(Some records)
● ● ● ●

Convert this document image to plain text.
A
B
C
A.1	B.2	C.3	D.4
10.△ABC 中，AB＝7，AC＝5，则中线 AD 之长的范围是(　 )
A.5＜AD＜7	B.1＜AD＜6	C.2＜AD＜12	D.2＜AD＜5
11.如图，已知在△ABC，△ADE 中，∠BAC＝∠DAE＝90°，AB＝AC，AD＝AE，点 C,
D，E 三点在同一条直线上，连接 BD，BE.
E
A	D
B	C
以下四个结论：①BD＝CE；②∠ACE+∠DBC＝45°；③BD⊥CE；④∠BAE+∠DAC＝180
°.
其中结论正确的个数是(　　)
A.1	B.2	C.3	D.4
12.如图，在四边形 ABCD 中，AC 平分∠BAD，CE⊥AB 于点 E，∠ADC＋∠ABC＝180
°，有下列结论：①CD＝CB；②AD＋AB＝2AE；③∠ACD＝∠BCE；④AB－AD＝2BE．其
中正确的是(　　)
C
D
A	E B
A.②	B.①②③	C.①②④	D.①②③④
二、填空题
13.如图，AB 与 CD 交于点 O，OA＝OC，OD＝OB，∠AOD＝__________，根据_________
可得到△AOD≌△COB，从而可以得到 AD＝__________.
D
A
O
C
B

● ● ● ●

§ **TASK DESCRIPTION**: Every record above should be copied exactly.

§ **SOLUTION TO THE EXERCISE**:
Convert this document image to plain text.
A
B
C
A.1	B.2	C.3	D.4
10.△ABC 中，AB＝7，AC＝5，则中线 AD 之长的范围是(　 )
A.5＜AD＜7	B.1＜AD＜6	C.2＜AD＜12	D.2＜AD＜5
11.如图，已知在△ABC，△ADE 中，∠BAC＝∠DAE＝90°，AB＝AC，AD＝AE，点 C,
D，E 三点在同一条直线上，连接 BD，BE.
E
A	D
B	C
以下四个结论：①BD＝CE；②∠ACE+∠DBC＝45°；③BD⊥CE；④∠BAE+∠DAC＝180
°.
其中结论正确的个数是(　　)
A.1	B.2	C.3	D.4
12.如图，在四边形 ABCD 中，AC 平分∠BAD，CE⊥AB 于点 E，∠ADC＋∠ABC＝180
°，有下列结论：①CD＝CB；②AD＋AB＝2AE；③∠ACD＝∠BCE；④AB－AD＝2BE．其
中正确的是(　　)
C
D
A	E B
A.②	B.①②③	C.①②④	D.①②③④
二、填空题
13.如图，AB 与 CD 交于点 O，OA＝OC，OD＝OB，∠AOD＝__________，根据_________
可得到△AOD≌△COB，从而可以得到 AD＝__________.
D
A
O
C
B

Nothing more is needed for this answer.